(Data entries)
+ + + + +
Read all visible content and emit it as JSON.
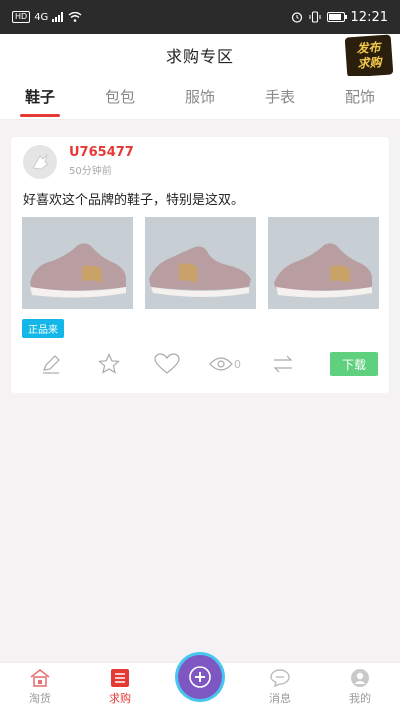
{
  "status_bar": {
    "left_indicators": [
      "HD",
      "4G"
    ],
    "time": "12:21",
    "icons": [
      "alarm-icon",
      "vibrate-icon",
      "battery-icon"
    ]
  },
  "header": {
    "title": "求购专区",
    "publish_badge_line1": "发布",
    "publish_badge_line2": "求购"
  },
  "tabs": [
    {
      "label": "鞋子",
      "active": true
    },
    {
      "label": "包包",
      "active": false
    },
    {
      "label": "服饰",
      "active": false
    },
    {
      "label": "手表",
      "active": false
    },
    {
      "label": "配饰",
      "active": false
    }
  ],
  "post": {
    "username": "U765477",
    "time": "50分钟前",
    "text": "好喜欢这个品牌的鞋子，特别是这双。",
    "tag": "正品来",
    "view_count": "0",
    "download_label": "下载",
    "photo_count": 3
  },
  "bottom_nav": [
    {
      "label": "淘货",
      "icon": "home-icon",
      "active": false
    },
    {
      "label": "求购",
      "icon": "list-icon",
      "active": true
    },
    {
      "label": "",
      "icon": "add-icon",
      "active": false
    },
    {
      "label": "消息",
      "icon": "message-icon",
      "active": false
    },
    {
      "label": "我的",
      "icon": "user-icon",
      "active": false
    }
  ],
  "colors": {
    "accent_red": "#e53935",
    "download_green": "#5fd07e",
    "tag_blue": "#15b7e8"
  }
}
+ + + + +
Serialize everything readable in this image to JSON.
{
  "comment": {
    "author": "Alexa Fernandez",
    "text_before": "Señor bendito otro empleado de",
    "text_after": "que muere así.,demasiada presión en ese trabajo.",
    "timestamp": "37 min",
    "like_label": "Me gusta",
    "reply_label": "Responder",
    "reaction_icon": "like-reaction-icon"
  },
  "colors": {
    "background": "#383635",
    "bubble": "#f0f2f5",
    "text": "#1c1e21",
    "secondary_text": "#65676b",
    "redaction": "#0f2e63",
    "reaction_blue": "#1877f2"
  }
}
+ + + + +
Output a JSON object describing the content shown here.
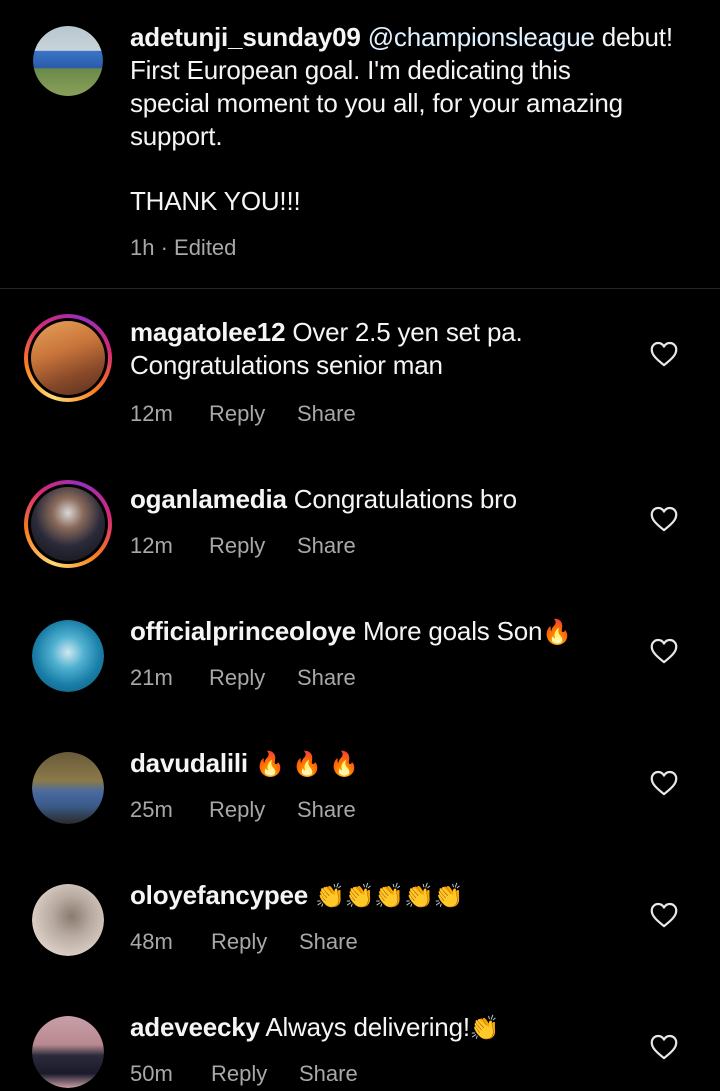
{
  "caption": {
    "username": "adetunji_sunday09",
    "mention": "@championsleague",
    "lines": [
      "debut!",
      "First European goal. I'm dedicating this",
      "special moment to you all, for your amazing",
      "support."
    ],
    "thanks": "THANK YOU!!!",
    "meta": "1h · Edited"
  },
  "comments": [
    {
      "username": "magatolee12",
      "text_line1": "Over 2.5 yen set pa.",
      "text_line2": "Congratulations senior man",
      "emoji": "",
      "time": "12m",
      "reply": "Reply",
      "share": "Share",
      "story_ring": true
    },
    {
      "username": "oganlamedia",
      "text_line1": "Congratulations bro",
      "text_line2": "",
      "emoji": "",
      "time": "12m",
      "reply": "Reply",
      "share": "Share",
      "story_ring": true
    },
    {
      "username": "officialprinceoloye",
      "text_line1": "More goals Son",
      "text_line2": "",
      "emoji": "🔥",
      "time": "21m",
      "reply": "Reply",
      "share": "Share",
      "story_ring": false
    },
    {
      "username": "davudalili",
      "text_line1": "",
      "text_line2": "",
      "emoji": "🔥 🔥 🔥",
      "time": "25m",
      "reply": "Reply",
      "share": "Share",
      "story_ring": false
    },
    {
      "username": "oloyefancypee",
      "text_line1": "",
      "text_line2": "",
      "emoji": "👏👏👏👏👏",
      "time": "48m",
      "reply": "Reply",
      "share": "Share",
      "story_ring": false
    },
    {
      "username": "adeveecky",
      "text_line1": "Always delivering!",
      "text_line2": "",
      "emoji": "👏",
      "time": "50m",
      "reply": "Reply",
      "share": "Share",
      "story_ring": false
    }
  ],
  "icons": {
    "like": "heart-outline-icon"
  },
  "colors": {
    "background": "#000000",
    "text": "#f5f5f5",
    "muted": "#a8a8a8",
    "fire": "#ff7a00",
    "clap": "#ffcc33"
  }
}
+ + + + +
▶ AIM OF THE TASK:
Every line of the records that includes the word "JSON" should be gathered.

▶ RESULT FOR THIS EXERCISE:
Read all visible content and emit it as JSON.
Serialize everything readable in this image to JSON.
Output a JSON object describing the content shown here.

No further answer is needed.